- Exercise: Gather every line of the entries that includes the word "Pyzara".

- Dataset records:
___

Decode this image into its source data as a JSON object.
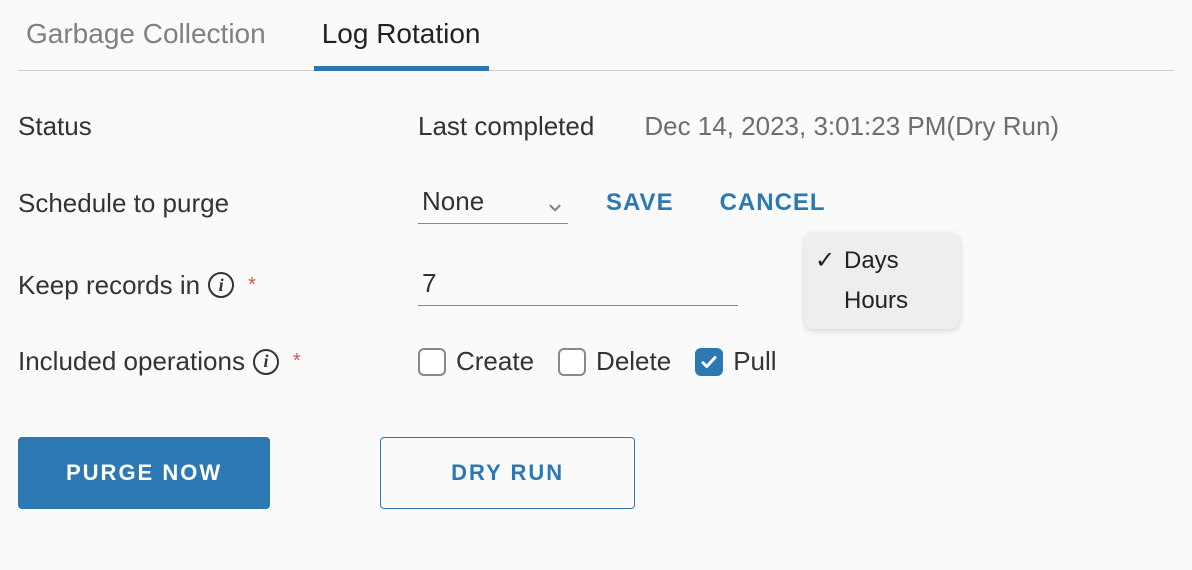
{
  "tabs": {
    "garbage_collection": "Garbage Collection",
    "log_rotation": "Log Rotation"
  },
  "status": {
    "label": "Status",
    "last_completed_label": "Last completed",
    "last_completed_value": "Dec 14, 2023, 3:01:23 PM(Dry Run)"
  },
  "schedule": {
    "label": "Schedule to purge",
    "selected": "None",
    "save_label": "SAVE",
    "cancel_label": "CANCEL"
  },
  "keep_records": {
    "label": "Keep records in",
    "value": "7",
    "unit_options": [
      "Days",
      "Hours"
    ],
    "unit_selected": "Days"
  },
  "included_ops": {
    "label": "Included operations",
    "options": {
      "create": {
        "label": "Create",
        "checked": false
      },
      "delete": {
        "label": "Delete",
        "checked": false
      },
      "pull": {
        "label": "Pull",
        "checked": true
      }
    }
  },
  "buttons": {
    "purge_now": "PURGE NOW",
    "dry_run": "DRY RUN"
  }
}
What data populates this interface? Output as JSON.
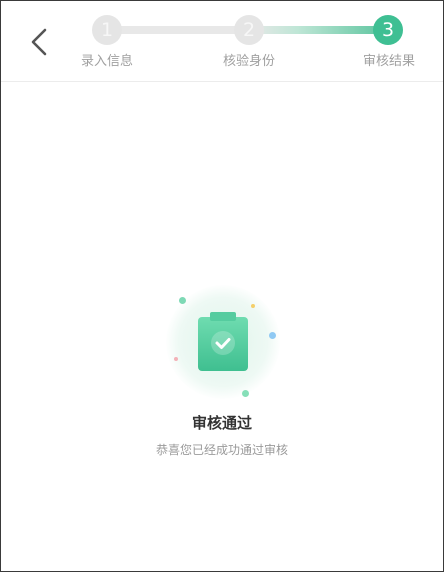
{
  "header": {
    "back_icon": "chevron-left-icon",
    "steps": [
      {
        "number": "1",
        "label": "录入信息",
        "state": "done"
      },
      {
        "number": "2",
        "label": "核验身份",
        "state": "done"
      },
      {
        "number": "3",
        "label": "审核结果",
        "state": "current"
      }
    ]
  },
  "result": {
    "icon": "clipboard-check-icon",
    "title": "审核通过",
    "description": "恭喜您已经成功通过审核"
  },
  "colors": {
    "accent": "#3fbf93",
    "inactive_step": "#e5e5e5",
    "label_gray": "#a0a0a0",
    "title_text": "#333333",
    "desc_text": "#9a9a9a"
  }
}
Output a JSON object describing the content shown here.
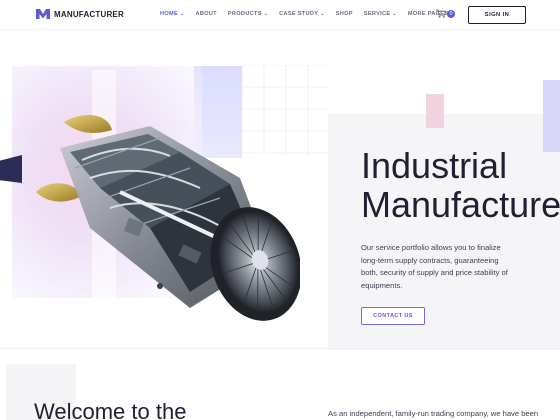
{
  "brand": {
    "name": "MANUFACTURER",
    "accent": "#5b5bd6",
    "logo_icon": "m-logo-icon"
  },
  "nav": {
    "items": [
      {
        "label": "HOME",
        "active": true,
        "dropdown": true
      },
      {
        "label": "ABOUT",
        "active": false,
        "dropdown": false
      },
      {
        "label": "PRODUCTS",
        "active": false,
        "dropdown": true
      },
      {
        "label": "CASE STUDY",
        "active": false,
        "dropdown": true
      },
      {
        "label": "SHOP",
        "active": false,
        "dropdown": false
      },
      {
        "label": "SERVICE",
        "active": false,
        "dropdown": true
      },
      {
        "label": "MORE PAGES",
        "active": false,
        "dropdown": true
      }
    ],
    "cart_count": "0",
    "signin_label": "SIGN IN"
  },
  "hero": {
    "title_line1": "Industrial",
    "title_line2": "Manufacturer",
    "description": "Our service portfolio allows you to finalize long-term supply contracts, guaranteeing both, security of supply and price stability of equipments.",
    "cta_label": "CONTACT US",
    "image": "jet-engine-image"
  },
  "section": {
    "welcome_title": "Welcome to the",
    "about_text": "As an independent, family-run trading company, we have been"
  }
}
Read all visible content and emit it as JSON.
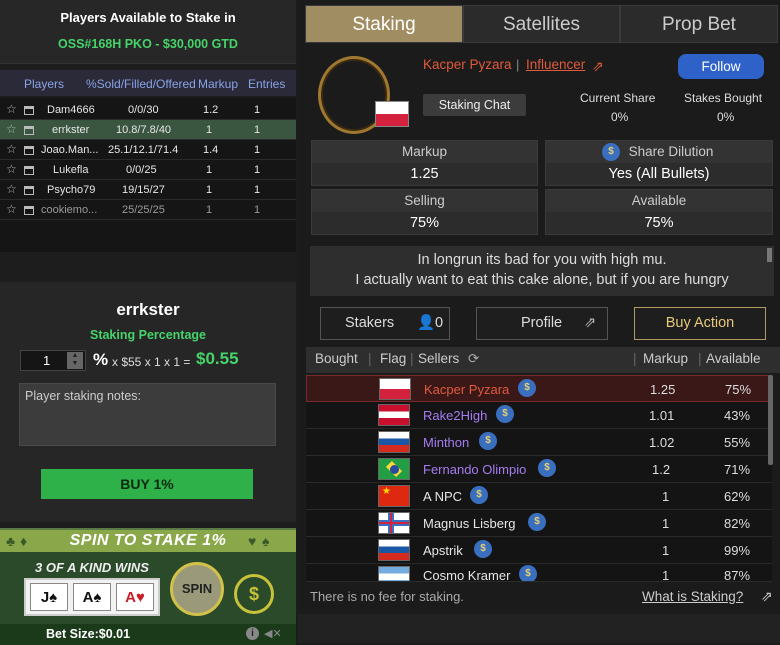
{
  "left_panel": {
    "title": "Players Available to Stake in",
    "subtitle": "OSS#168H PKO - $30,000 GTD",
    "columns": [
      "Players",
      "%Sold/Filled/Offered",
      "Markup",
      "Entries"
    ],
    "rows": [
      {
        "player": "Dam4666",
        "sold": "0/0/30",
        "markup": "1.2",
        "entries": "1"
      },
      {
        "player": "errkster",
        "sold": "10.8/7.8/40",
        "markup": "1",
        "entries": "1"
      },
      {
        "player": "Joao.Man...",
        "sold": "25.1/12.1/71.4",
        "markup": "1.4",
        "entries": "1"
      },
      {
        "player": "Lukefla",
        "sold": "0/0/25",
        "markup": "1",
        "entries": "1"
      },
      {
        "player": "Psycho79",
        "sold": "19/15/27",
        "markup": "1",
        "entries": "1"
      },
      {
        "player": "cookiemo...",
        "sold": "25/25/25",
        "markup": "1",
        "entries": "1"
      }
    ],
    "selected_player": "errkster",
    "staking_percentage_label": "Staking Percentage",
    "quantity": "1",
    "percent_sign": "%",
    "calc": "x $55 x 1 x 1 =",
    "total": "$0.55",
    "notes_placeholder": "Player staking notes:",
    "buy_label": "BUY 1%"
  },
  "promo": {
    "title": "SPIN TO STAKE 1%",
    "subtitle": "3 OF A KIND WINS",
    "cards": [
      "J♠",
      "A♠",
      "A♥"
    ],
    "spin_label": "SPIN",
    "coin_symbol": "$",
    "bet_size": "Bet Size:$0.01"
  },
  "tabs": [
    "Staking",
    "Satellites",
    "Prop Bet"
  ],
  "profile": {
    "name": "Kacper Pyzara",
    "separator": "|",
    "influencer_label": "Influencer",
    "follow_label": "Follow",
    "chat_label": "Staking Chat",
    "current_share_label": "Current Share",
    "current_share_value": "0%",
    "stakes_bought_label": "Stakes Bought",
    "stakes_bought_value": "0%"
  },
  "stats": {
    "markup_label": "Markup",
    "markup_value": "1.25",
    "dilution_label": "Share Dilution",
    "dilution_value": "Yes (All Bullets)",
    "selling_label": "Selling",
    "selling_value": "75%",
    "available_label": "Available",
    "available_value": "75%"
  },
  "message": {
    "line1": "In longrun its bad for you with high mu.",
    "line2": "I actually want to eat this cake alone, but if you are hungry"
  },
  "actions": {
    "stakers_label": "Stakers",
    "stakers_count": "0",
    "profile_label": "Profile",
    "buy_action_label": "Buy Action"
  },
  "list": {
    "columns": [
      "Bought",
      "Flag",
      "Sellers",
      "Markup",
      "Available"
    ],
    "rows": [
      {
        "seller": "Kacper Pyzara",
        "markup": "1.25",
        "available": "75%",
        "name_color": "#e05a3c"
      },
      {
        "seller": "Rake2High",
        "markup": "1.01",
        "available": "43%",
        "name_color": "#a57cf0"
      },
      {
        "seller": "Minthon",
        "markup": "1.02",
        "available": "55%",
        "name_color": "#a57cf0"
      },
      {
        "seller": "Fernando Olimpio",
        "markup": "1.2",
        "available": "71%",
        "name_color": "#a57cf0"
      },
      {
        "seller": "A NPC",
        "markup": "1",
        "available": "62%",
        "name_color": "#e6e6e6"
      },
      {
        "seller": "Magnus Lisberg",
        "markup": "1",
        "available": "82%",
        "name_color": "#e6e6e6"
      },
      {
        "seller": "Apstrik",
        "markup": "1",
        "available": "99%",
        "name_color": "#e6e6e6"
      },
      {
        "seller": "Cosmo Kramer",
        "markup": "1",
        "available": "87%",
        "name_color": "#e6e6e6"
      }
    ]
  },
  "footer": {
    "fee_text": "There is no fee for staking.",
    "what_link": "What is Staking?"
  },
  "colors": {
    "accent_green": "#46d36a",
    "tab_active": "#a18d62",
    "follow_blue": "#2e62c9",
    "influencer": "#e05a3c"
  }
}
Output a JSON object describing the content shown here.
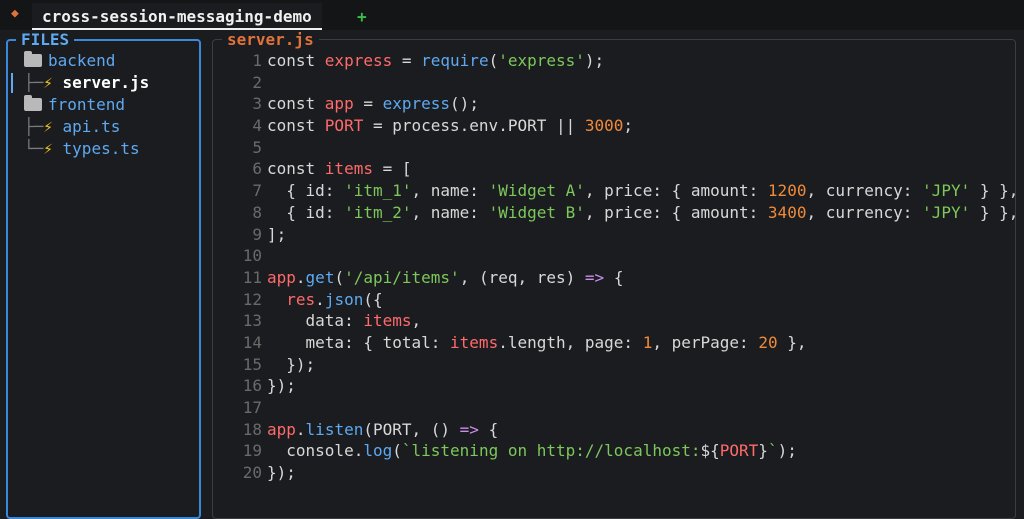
{
  "tabbar": {
    "active_tab": "cross-session-messaging-demo",
    "new_tab_label": "+"
  },
  "files": {
    "title": "FILES",
    "tree": [
      {
        "guide": "",
        "type": "folder",
        "label": "backend"
      },
      {
        "guide": "├─",
        "type": "file",
        "label": "server.js",
        "active": true
      },
      {
        "guide": "",
        "type": "folder",
        "label": "frontend"
      },
      {
        "guide": "├─",
        "type": "file",
        "label": "api.ts"
      },
      {
        "guide": "└─",
        "type": "file",
        "label": "types.ts"
      }
    ]
  },
  "editor": {
    "filename": "server.js",
    "line_numbers": [
      "1",
      "2",
      "3",
      "4",
      "5",
      "6",
      "7",
      "8",
      "9",
      "10",
      "11",
      "12",
      "13",
      "14",
      "15",
      "16",
      "17",
      "18",
      "19",
      "20"
    ],
    "lines": [
      [
        [
          "kw",
          "const "
        ],
        [
          "var",
          "express"
        ],
        [
          "txt",
          " = "
        ],
        [
          "fn",
          "require"
        ],
        [
          "txt",
          "("
        ],
        [
          "str",
          "'express'"
        ],
        [
          "txt",
          ");"
        ]
      ],
      [],
      [
        [
          "kw",
          "const "
        ],
        [
          "var",
          "app"
        ],
        [
          "txt",
          " = "
        ],
        [
          "fn",
          "express"
        ],
        [
          "txt",
          "();"
        ]
      ],
      [
        [
          "kw",
          "const "
        ],
        [
          "var",
          "PORT"
        ],
        [
          "txt",
          " = process.env.PORT || "
        ],
        [
          "num",
          "3000"
        ],
        [
          "txt",
          ";"
        ]
      ],
      [],
      [
        [
          "kw",
          "const "
        ],
        [
          "var",
          "items"
        ],
        [
          "txt",
          " = ["
        ]
      ],
      [
        [
          "txt",
          "  { id: "
        ],
        [
          "str",
          "'itm_1'"
        ],
        [
          "txt",
          ", name: "
        ],
        [
          "str",
          "'Widget A'"
        ],
        [
          "txt",
          ", price: { amount: "
        ],
        [
          "num",
          "1200"
        ],
        [
          "txt",
          ", currency: "
        ],
        [
          "str",
          "'JPY'"
        ],
        [
          "txt",
          " } },"
        ]
      ],
      [
        [
          "txt",
          "  { id: "
        ],
        [
          "str",
          "'itm_2'"
        ],
        [
          "txt",
          ", name: "
        ],
        [
          "str",
          "'Widget B'"
        ],
        [
          "txt",
          ", price: { amount: "
        ],
        [
          "num",
          "3400"
        ],
        [
          "txt",
          ", currency: "
        ],
        [
          "str",
          "'JPY'"
        ],
        [
          "txt",
          " } },"
        ]
      ],
      [
        [
          "txt",
          "];"
        ]
      ],
      [],
      [
        [
          "var",
          "app"
        ],
        [
          "txt",
          "."
        ],
        [
          "fn",
          "get"
        ],
        [
          "txt",
          "("
        ],
        [
          "str",
          "'/api/items'"
        ],
        [
          "txt",
          ", (req, res) "
        ],
        [
          "op",
          "=>"
        ],
        [
          "txt",
          " {"
        ]
      ],
      [
        [
          "txt",
          "  "
        ],
        [
          "var",
          "res"
        ],
        [
          "txt",
          "."
        ],
        [
          "fn",
          "json"
        ],
        [
          "txt",
          "({"
        ]
      ],
      [
        [
          "txt",
          "    data: "
        ],
        [
          "var",
          "items"
        ],
        [
          "txt",
          ","
        ]
      ],
      [
        [
          "txt",
          "    meta: { total: "
        ],
        [
          "var",
          "items"
        ],
        [
          "txt",
          ".length, page: "
        ],
        [
          "num",
          "1"
        ],
        [
          "txt",
          ", perPage: "
        ],
        [
          "num",
          "20"
        ],
        [
          "txt",
          " },"
        ]
      ],
      [
        [
          "txt",
          "  });"
        ]
      ],
      [
        [
          "txt",
          "});"
        ]
      ],
      [],
      [
        [
          "var",
          "app"
        ],
        [
          "txt",
          "."
        ],
        [
          "fn",
          "listen"
        ],
        [
          "txt",
          "(PORT, () "
        ],
        [
          "op",
          "=>"
        ],
        [
          "txt",
          " {"
        ]
      ],
      [
        [
          "txt",
          "  console."
        ],
        [
          "fn",
          "log"
        ],
        [
          "txt",
          "("
        ],
        [
          "str",
          "`listening on http://localhost:"
        ],
        [
          "txt",
          "${"
        ],
        [
          "var",
          "PORT"
        ],
        [
          "txt",
          "}"
        ],
        [
          "str",
          "`"
        ],
        [
          "txt",
          ");"
        ]
      ],
      [
        [
          "txt",
          "});"
        ]
      ]
    ]
  },
  "icons": {
    "app": "diamond-icon",
    "folder": "folder-icon",
    "file": "bolt-icon"
  },
  "colors": {
    "accent_blue": "#3a89d9",
    "title_orange": "#e0723b",
    "new_tab_green": "#3bbf4a"
  }
}
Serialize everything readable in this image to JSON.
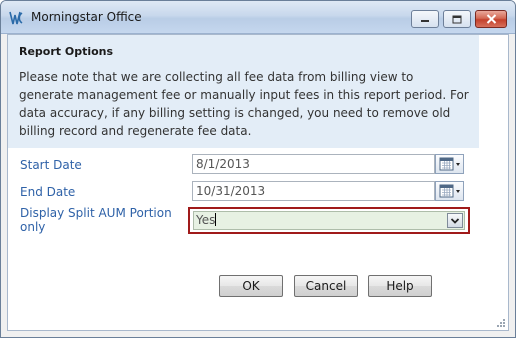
{
  "window": {
    "title": "Morningstar Office",
    "controls": {
      "minimize_icon": "minimize-icon",
      "maximize_icon": "maximize-icon",
      "close_icon": "close-icon",
      "close_color": "#c4412c"
    }
  },
  "info": {
    "title": "Report Options",
    "text": "Please note that we are collecting all fee data from billing view to generate management fee or manually input fees in this report period. For data accuracy, if any billing setting is changed, you need to remove old billing record and regenerate fee data."
  },
  "form": {
    "start_date": {
      "label": "Start Date",
      "value": "8/1/2013",
      "icon": "calendar-icon"
    },
    "end_date": {
      "label": "End Date",
      "value": "10/31/2013",
      "icon": "calendar-icon"
    },
    "split_aum": {
      "label": "Display Split AUM Portion only",
      "value": "Yes",
      "icon": "chevron-down-icon"
    }
  },
  "buttons": {
    "ok": "OK",
    "cancel": "Cancel",
    "help": "Help"
  },
  "colors": {
    "label": "#2f62a8",
    "info_background": "#e3edf7",
    "highlight_border": "#a01a1a",
    "combo_background": "#e7f1e3"
  }
}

___

- Task output:
    "name": "Kacper Pyzara",
        "seller": "Kacper Pyzara",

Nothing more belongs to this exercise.